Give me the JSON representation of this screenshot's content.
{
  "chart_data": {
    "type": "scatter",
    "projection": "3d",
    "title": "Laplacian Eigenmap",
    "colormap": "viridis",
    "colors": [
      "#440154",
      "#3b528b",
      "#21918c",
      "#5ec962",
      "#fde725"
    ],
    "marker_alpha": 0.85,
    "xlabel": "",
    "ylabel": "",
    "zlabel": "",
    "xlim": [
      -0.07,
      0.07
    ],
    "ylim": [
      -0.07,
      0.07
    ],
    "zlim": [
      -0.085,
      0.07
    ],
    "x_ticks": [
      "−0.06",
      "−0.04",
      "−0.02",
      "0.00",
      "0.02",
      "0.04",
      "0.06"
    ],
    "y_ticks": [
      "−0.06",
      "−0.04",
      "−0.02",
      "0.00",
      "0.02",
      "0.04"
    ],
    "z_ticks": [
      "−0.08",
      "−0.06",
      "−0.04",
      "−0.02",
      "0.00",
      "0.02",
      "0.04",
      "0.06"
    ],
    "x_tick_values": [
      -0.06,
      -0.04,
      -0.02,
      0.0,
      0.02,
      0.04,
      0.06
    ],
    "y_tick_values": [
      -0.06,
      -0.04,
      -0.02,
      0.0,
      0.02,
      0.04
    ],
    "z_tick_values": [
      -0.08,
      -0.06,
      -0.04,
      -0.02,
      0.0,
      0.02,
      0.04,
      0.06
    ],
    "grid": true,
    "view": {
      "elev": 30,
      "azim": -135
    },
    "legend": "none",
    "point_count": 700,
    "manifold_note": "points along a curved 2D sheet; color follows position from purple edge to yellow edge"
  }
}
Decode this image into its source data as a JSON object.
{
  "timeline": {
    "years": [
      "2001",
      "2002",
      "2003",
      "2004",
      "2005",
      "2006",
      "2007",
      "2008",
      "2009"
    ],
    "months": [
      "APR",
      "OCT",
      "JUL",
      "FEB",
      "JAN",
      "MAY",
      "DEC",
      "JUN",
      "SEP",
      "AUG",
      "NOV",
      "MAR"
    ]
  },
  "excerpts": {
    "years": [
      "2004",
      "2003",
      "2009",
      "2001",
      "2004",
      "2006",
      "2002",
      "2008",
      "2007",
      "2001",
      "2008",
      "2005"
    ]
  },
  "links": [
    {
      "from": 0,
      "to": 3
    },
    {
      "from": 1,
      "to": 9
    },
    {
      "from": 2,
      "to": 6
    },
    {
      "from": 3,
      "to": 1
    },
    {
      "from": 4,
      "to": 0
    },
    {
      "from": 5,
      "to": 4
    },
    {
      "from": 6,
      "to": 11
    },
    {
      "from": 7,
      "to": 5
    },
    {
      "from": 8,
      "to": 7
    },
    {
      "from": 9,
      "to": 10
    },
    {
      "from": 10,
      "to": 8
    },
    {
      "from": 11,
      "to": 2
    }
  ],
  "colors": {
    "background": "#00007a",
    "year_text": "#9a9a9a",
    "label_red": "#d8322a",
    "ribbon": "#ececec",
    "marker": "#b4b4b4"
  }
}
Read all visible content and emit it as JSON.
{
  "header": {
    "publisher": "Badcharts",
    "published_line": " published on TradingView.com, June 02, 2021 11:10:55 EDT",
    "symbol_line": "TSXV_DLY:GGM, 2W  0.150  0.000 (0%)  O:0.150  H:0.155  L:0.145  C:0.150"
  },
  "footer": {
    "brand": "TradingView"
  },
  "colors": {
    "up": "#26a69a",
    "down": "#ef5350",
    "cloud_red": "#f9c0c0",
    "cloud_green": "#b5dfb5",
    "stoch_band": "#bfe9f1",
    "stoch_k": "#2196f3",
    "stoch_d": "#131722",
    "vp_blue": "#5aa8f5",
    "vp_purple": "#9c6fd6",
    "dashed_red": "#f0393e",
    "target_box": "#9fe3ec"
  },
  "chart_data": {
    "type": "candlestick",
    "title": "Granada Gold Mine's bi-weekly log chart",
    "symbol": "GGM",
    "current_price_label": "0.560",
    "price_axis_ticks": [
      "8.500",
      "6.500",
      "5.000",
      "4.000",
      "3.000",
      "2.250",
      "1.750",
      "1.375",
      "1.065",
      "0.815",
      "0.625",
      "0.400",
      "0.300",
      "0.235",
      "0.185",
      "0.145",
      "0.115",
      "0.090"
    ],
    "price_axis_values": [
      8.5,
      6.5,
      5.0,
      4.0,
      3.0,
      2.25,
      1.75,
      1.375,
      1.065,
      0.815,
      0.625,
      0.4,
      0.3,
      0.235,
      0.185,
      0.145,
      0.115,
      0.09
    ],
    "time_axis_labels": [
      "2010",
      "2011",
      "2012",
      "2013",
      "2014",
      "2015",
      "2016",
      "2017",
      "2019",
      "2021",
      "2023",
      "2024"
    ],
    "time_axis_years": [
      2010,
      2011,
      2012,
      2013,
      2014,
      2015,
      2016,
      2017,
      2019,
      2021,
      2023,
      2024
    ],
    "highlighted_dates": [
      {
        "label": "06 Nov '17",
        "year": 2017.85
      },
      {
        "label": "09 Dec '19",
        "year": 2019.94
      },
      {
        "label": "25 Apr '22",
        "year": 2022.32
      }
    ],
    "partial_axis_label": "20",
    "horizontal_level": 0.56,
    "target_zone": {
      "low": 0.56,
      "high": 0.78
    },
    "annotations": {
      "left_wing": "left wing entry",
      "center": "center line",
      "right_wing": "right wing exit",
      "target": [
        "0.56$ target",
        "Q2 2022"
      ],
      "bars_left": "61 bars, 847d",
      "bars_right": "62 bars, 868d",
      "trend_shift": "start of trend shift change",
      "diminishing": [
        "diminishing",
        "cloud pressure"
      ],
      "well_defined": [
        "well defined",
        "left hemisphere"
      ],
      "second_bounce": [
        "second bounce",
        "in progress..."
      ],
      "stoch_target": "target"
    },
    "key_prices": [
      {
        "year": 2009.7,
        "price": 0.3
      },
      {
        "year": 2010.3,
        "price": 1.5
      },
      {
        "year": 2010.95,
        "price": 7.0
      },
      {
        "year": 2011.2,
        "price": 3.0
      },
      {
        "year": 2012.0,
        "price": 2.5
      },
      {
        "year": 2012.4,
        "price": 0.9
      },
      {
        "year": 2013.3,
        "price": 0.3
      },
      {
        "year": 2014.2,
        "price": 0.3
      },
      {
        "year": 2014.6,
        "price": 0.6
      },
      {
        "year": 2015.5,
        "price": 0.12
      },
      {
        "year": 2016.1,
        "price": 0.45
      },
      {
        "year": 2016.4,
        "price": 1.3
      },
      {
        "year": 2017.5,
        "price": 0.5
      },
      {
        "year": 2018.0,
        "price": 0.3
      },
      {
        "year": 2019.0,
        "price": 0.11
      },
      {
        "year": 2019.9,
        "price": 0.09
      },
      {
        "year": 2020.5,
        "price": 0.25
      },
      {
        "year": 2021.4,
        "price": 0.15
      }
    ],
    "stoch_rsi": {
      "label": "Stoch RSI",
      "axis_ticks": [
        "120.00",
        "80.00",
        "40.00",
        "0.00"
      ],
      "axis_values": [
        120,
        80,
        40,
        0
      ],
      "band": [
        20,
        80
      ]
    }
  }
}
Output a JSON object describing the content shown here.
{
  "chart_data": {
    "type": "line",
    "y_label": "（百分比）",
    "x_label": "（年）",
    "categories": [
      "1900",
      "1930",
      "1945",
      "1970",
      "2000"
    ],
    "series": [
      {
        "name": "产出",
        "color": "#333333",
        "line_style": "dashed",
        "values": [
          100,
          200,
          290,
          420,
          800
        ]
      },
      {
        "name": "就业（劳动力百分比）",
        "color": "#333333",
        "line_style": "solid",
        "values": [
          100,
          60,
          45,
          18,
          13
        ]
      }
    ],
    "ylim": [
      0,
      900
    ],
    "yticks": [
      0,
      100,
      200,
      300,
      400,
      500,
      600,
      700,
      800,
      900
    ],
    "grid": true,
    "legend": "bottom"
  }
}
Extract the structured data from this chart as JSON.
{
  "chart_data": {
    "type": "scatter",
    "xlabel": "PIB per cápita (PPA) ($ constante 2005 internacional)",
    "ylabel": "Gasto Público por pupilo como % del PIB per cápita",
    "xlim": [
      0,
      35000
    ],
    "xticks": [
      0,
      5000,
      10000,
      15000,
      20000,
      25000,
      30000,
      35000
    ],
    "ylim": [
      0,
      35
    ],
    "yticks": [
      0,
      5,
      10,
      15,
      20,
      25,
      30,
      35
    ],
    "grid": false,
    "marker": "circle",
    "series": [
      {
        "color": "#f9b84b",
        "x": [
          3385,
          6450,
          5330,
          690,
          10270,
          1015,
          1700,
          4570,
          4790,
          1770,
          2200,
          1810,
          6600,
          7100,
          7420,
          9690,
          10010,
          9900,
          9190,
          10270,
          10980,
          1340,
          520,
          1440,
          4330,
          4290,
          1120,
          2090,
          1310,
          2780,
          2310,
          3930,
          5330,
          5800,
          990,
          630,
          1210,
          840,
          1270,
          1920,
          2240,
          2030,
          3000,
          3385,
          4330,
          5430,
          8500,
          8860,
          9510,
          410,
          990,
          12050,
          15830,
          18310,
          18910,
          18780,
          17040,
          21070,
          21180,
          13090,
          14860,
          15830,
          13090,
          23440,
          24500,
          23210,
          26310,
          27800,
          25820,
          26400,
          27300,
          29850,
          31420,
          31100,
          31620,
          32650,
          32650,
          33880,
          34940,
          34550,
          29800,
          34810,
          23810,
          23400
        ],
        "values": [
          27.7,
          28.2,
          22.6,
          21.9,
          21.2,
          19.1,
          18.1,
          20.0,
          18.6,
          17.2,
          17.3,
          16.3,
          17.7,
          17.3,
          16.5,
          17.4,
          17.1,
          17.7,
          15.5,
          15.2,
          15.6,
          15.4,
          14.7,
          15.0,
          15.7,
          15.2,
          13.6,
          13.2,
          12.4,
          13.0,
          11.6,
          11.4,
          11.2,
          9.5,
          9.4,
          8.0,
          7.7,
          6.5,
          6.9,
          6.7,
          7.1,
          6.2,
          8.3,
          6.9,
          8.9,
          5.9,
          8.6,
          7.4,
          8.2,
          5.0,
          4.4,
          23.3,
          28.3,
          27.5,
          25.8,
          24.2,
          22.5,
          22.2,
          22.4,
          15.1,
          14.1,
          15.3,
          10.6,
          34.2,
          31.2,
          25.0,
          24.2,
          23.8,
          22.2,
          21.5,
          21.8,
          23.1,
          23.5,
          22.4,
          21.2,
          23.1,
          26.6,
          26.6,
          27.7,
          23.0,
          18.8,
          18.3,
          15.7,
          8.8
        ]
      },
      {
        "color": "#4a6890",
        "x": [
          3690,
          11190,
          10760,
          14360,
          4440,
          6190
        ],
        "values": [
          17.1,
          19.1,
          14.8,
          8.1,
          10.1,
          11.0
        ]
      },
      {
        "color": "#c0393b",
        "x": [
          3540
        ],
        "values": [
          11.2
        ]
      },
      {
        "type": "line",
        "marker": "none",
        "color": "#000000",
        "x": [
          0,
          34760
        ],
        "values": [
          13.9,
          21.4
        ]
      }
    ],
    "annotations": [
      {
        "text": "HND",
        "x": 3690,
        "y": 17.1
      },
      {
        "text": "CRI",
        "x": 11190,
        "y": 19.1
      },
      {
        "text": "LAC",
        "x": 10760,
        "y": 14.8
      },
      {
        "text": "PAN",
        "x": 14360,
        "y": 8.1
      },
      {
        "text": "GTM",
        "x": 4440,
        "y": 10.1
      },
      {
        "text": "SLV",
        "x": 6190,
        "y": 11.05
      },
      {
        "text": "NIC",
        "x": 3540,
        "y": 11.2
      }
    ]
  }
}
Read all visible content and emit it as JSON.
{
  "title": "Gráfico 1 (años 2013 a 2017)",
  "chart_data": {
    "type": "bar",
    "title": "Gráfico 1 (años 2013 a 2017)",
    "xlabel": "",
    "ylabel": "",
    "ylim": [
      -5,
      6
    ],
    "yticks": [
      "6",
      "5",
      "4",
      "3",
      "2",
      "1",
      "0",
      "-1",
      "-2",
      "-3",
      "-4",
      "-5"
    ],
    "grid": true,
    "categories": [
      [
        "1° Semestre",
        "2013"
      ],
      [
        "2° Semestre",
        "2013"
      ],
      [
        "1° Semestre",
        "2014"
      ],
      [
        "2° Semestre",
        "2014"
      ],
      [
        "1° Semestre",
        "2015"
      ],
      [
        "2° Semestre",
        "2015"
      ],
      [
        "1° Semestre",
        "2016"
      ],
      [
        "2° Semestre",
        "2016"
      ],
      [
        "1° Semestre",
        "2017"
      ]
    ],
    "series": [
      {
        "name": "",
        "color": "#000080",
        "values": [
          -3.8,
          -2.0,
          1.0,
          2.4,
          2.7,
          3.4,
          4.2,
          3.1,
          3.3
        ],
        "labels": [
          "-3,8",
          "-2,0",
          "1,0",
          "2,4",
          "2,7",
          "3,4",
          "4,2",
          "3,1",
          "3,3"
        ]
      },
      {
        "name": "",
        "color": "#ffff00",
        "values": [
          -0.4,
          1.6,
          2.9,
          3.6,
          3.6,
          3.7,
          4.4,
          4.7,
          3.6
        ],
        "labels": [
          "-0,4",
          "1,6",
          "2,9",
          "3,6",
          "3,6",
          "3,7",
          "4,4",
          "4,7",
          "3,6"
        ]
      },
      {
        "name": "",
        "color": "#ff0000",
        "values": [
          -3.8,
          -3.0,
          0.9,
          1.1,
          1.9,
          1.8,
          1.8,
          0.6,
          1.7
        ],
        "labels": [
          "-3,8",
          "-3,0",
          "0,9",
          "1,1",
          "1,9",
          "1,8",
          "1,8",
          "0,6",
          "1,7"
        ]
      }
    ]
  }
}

Exercise directions ▸ Lines that include the word "años" — how many are there in the data? Answer with the number alone.

Exercise output ▸ 2